▸ **GOAL**:
Write out all of the records precisely. Skip anything that is a picture.

Source records:
☆ ☆ ☆ ☆ ☆ ☆ ☆

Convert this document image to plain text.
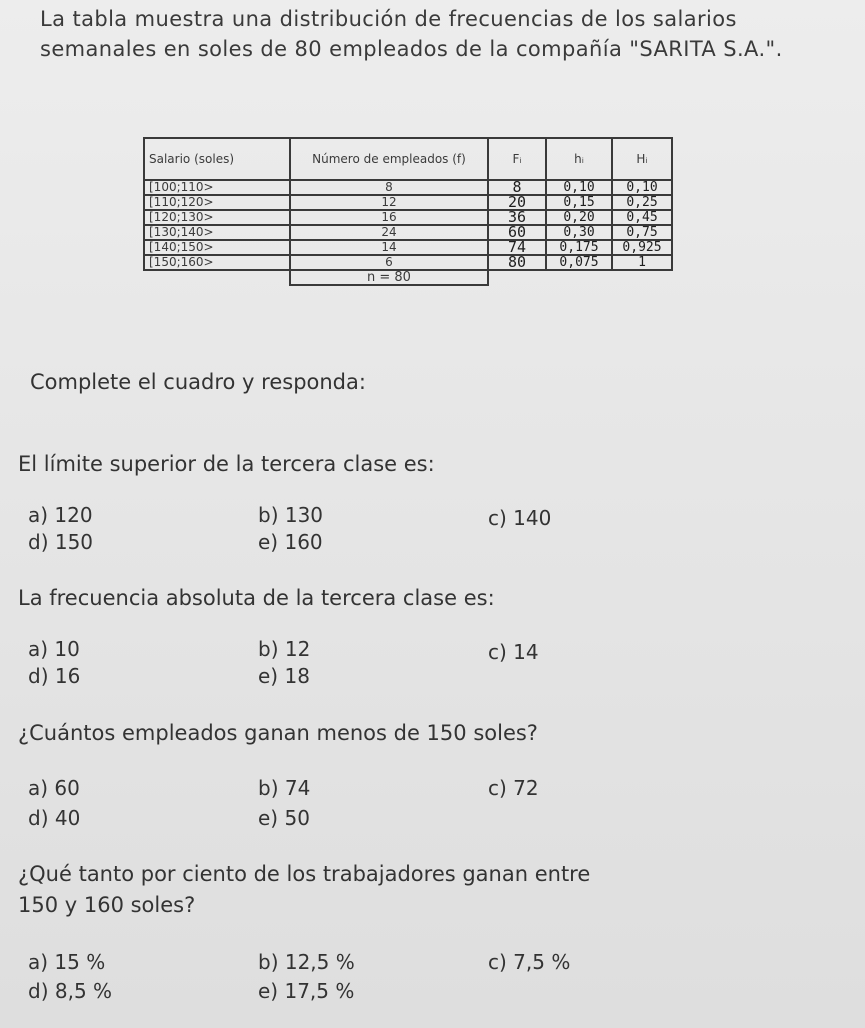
La tabla muestra una distribución de frecuencias de los salarios semanales en soles de 80 empleados de la compañía "SARITA S.A.".
Salario (soles)	Número de empleados (f)	Fᵢ	hᵢ	Hᵢ
[100;110>	8	8	0,10	0,10
[110;120>	12	20	0,15	0,25
[120;130>	16	36	0,20	0,45
[130;140>	24	60	0,30	0,75
[140;150>	14	74	0,175	0,925
[150;160>	6	80	0,075	1
	n = 80			
Complete el cuadro y responda:
El límite superior de la tercera clase es:
a) 120	b) 130	c) 140
d) 150	e) 160
La frecuencia absoluta de la tercera clase es:
a) 10	b) 12	c) 14
d) 16	e) 18
¿Cuántos empleados ganan menos de 150 soles?
a) 60	b) 74	c) 72
d) 40	e) 50
¿Qué tanto por ciento de los trabajadores ganan entre
150 y 160 soles?
a) 15 %	b) 12,5 %	c) 7,5 %
d) 8,5 %	e) 17,5 %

☆ ☆ ☆ ☆ ☆ ☆ ☆

▸ **SOLUTION BELOW**:
Convert this document image to plain text.
La tabla muestra una distribución de frecuencias de los salarios semanales en soles de 80 empleados de la compañía "SARITA S.A.".
Salario (soles)	Número de empleados (f)	Fᵢ	hᵢ	Hᵢ
[100;110>	8	8	0,10	0,10
[110;120>	12	20	0,15	0,25
[120;130>	16	36	0,20	0,45
[130;140>	24	60	0,30	0,75
[140;150>	14	74	0,175	0,925
[150;160>	6	80	0,075	1
	n = 80			
Complete el cuadro y responda:
El límite superior de la tercera clase es:
a) 120	b) 130	c) 140
d) 150	e) 160
La frecuencia absoluta de la tercera clase es:
a) 10	b) 12	c) 14
d) 16	e) 18
¿Cuántos empleados ganan menos de 150 soles?
a) 60	b) 74	c) 72
d) 40	e) 50
¿Qué tanto por ciento de los trabajadores ganan entre
150 y 160 soles?
a) 15 %	b) 12,5 %	c) 7,5 %
d) 8,5 %	e) 17,5 %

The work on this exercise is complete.